## WHAT TO DO
Take every line from the listing below that includes "described" and copy it.

## EXCERPTED RECORDS
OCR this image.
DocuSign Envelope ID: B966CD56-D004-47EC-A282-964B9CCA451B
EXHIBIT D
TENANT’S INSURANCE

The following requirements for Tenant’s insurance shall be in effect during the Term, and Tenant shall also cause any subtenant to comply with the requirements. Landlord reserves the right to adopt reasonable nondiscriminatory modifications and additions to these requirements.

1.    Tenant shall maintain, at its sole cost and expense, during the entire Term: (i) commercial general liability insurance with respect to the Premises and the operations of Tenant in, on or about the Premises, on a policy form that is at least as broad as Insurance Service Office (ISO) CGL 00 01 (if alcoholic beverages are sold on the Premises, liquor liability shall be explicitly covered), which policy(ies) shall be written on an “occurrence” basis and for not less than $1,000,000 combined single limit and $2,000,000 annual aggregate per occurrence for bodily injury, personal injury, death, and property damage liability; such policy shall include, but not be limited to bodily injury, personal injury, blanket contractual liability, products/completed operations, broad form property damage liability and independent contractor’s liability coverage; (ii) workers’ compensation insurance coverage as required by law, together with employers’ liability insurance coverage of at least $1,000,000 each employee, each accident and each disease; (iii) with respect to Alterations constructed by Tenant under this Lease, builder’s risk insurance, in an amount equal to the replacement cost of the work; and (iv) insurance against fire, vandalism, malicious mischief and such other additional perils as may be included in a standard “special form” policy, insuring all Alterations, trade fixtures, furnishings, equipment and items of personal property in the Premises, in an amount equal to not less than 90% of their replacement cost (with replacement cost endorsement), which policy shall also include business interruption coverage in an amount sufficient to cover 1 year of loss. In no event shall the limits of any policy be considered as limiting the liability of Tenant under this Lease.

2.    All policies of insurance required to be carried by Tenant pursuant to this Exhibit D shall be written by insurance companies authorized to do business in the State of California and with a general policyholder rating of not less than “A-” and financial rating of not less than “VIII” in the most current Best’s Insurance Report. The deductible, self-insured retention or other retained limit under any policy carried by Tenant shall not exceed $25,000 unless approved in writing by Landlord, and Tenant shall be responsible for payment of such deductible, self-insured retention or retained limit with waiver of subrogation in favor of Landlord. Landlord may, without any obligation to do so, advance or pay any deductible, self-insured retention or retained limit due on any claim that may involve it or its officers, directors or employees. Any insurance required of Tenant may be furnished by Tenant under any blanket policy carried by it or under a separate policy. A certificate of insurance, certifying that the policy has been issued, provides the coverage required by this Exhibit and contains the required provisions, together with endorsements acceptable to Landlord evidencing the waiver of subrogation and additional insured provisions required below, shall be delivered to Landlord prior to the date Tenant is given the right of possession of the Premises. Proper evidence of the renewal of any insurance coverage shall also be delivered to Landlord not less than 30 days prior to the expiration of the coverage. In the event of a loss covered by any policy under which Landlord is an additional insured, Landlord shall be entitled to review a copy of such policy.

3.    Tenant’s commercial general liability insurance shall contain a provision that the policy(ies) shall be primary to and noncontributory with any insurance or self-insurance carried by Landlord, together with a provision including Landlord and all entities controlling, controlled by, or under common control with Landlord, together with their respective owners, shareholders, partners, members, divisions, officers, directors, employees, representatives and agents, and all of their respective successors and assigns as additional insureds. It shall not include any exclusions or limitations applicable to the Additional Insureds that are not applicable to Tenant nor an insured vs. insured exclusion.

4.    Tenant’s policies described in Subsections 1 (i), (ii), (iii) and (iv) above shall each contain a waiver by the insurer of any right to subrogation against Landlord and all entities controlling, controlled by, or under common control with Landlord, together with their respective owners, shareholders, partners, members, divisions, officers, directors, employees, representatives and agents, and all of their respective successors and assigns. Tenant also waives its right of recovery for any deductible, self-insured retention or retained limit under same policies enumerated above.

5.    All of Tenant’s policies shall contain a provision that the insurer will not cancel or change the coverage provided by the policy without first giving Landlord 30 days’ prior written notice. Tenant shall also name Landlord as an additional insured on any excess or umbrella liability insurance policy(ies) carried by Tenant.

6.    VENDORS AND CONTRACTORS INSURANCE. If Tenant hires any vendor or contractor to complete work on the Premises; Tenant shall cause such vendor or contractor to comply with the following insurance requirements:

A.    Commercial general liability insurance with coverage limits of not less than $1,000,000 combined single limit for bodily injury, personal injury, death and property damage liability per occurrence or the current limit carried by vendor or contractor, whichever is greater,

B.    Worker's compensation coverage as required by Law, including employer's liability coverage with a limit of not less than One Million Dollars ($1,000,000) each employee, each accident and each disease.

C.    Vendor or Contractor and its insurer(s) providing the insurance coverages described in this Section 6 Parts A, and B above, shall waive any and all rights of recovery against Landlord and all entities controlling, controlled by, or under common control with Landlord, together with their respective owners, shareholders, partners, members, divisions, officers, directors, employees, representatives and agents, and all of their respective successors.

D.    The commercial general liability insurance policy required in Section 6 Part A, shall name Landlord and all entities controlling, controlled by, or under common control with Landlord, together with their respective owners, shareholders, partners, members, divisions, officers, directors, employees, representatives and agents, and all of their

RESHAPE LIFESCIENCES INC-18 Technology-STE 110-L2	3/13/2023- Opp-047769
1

## TASK ANSWER
4.    Tenant’s policies described in Subsections 1 (i), (ii), (iii) and (iv) above shall each contain a waiver by the insurer of any right to subrogation against Landlord and all entities controlling, controlled by, or under common control with Landlord, together with their respective owners, shareholders, partners, members, divisions, officers, directors, employees, representatives and agents, and all of their respective successors and assigns. Tenant also waives its right of recovery for any deductible, self-insured retention or retained limit under same policies enumerated above.
C.    Vendor or Contractor and its insurer(s) providing the insurance coverages described in this Section 6 Parts A, and B above, shall waive any and all rights of recovery against Landlord and all entities controlling, controlled by, or under common control with Landlord, together with their respective owners, shareholders, partners, members, divisions, officers, directors, employees, representatives and agents, and all of their respective successors.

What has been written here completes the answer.